Re: Fine Tuning Lucene implementation

Askar Zaidi Wed, 25 Jul 2007 09:26:44 -0700

Instead of refactoring the code, would there be a way to just modify the
query in each search routine ?


Such as, "search contents:<text> and item:<itemID>"; This means it would
just collect the score of that one document whose itemID field = itemID
passed from while(rs.next()).

I just need to collect the score of the <itemID> already in the index.

Would there be a way to modify the query ? Add a clause ?

thanks,
Askar


On 7/25/07, Grant Ingersoll <[EMAIL PROTECTED]> wrote:
>
> So, you really want a single Lucene score (based on the scores of
> your 4 fields) for every itemID, correct?  And this score consists of
> scoring the title, tag, summary and body against some keywords correct?

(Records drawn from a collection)
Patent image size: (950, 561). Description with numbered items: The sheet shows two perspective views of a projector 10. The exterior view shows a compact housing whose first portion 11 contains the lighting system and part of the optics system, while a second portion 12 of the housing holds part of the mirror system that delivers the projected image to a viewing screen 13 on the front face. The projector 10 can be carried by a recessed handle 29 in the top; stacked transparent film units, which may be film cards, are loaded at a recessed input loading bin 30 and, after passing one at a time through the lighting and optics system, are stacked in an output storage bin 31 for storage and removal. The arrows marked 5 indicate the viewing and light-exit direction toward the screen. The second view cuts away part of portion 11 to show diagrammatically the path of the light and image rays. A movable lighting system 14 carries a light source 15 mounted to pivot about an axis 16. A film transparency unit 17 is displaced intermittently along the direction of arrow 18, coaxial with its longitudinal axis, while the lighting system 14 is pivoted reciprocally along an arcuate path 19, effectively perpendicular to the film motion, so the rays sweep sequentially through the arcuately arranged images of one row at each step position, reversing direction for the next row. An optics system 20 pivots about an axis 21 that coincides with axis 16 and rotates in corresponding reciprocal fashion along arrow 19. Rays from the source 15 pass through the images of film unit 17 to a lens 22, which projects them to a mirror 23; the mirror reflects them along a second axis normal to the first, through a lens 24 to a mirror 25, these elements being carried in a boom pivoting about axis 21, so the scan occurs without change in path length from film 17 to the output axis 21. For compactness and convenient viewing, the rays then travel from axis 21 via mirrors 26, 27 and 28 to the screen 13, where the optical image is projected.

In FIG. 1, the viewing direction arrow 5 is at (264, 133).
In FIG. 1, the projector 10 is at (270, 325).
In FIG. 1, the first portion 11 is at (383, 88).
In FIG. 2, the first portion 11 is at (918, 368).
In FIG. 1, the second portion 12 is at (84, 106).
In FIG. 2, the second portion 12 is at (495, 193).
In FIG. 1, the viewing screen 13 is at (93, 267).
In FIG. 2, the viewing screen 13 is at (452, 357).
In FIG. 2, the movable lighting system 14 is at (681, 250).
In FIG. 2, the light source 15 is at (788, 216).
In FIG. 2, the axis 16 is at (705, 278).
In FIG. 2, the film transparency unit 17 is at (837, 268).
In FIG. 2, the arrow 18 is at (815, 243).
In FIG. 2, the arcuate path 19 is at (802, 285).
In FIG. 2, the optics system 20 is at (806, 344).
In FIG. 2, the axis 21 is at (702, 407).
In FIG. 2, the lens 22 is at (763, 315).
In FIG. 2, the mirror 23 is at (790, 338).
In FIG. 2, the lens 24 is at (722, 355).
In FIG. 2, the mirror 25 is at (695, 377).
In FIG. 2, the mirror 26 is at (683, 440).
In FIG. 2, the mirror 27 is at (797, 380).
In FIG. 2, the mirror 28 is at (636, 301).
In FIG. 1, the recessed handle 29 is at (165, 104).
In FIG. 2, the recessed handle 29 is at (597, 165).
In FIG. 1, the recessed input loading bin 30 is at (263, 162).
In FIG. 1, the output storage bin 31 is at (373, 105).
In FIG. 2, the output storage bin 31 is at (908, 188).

Work to complete ->
1/ Copy the rows exactly, from the start of the rows down to the line containing "In FIG. 2, the second", with both ends included.
2/ Carry on the Lucene thread from the point where it stops.
The Lucene thread and the rows come from separate sources.

Results by task ->
1/
Patent image size: (950, 561). Description with numbered items: The sheet shows two perspective views of a projector 10. The exterior view shows a compact housing whose first portion 11 contains the lighting system and part of the optics system, while a second portion 12 of the housing holds part of the mirror system that delivers the projected image to a viewing screen 13 on the front face. The projector 10 can be carried by a recessed handle 29 in the top; stacked transparent film units, which may be film cards, are loaded at a recessed input loading bin 30 and, after passing one at a time through the lighting and optics system, are stacked in an output storage bin 31 for storage and removal. The arrows marked 5 indicate the viewing and light-exit direction toward the screen. The second view cuts away part of portion 11 to show diagrammatically the path of the light and image rays. A movable lighting system 14 carries a light source 15 mounted to pivot about an axis 16. A film transparency unit 17 is displaced intermittently along the direction of arrow 18, coaxial with its longitudinal axis, while the lighting system 14 is pivoted reciprocally along an arcuate path 19, effectively perpendicular to the film motion, so the rays sweep sequentially through the arcuately arranged images of one row at each step position, reversing direction for the next row. An optics system 20 pivots about an axis 21 that coincides with axis 16 and rotates in corresponding reciprocal fashion along arrow 19. Rays from the source 15 pass through the images of film unit 17 to a lens 22, which projects them to a mirror 23; the mirror reflects them along a second axis normal to the first, through a lens 24 to a mirror 25, these elements being carried in a boom pivoting about axis 21, so the scan occurs without change in path length from film 17 to the output axis 21. For compactness and convenient viewing, the rays then travel from axis 21 via mirrors 26, 27 and 28 to the screen 13, where the optical image is projected.

In FIG. 1, the viewing direction arrow 5 is at (264, 133).
In FIG. 1, the projector 10 is at (270, 325).
In FIG. 1, the first portion 11 is at (383, 88).
In FIG. 2, the first portion 11 is at (918, 368).
In FIG. 1, the second portion 12 is at (84, 106).
In FIG. 2, the second portion 12 is at (495, 193).

2/
>
> Here's what I would do:
>
> while (rs.next())
> {
>      doc = getDocument(itemId);  // Get your document, including
> contents from your database, no need even to put them in Lucene,
> although you could
>      add the doc to a MemoryIndex (see contrib/memory)
>      Run your 4 searches against that memory index to get your
> score.  Even better, combine your query into a single query that
> searches all 4 fields at once, then Lucene will combine the score for
> you
> }
>
> MemoryIndex info can be found at http://lucene.zones.apache.org:8080/
> hudson/job/Lucene-Nightly/javadoc/org/apache/lucene/index/memory/
> package-summary.html
>
> -Grant
>
> On Jul 25, 2007, at 11:45 AM, Askar Zaidi wrote:
>
> > Hi Grant,
> >
> > Thanks for the response. Heres what I am trying to accomplish:
> >
> > 1. Iterate over itemID (unique) in the database using one SQL query.
> > 2. For every itemID found, run 4 searches on Lucene Index.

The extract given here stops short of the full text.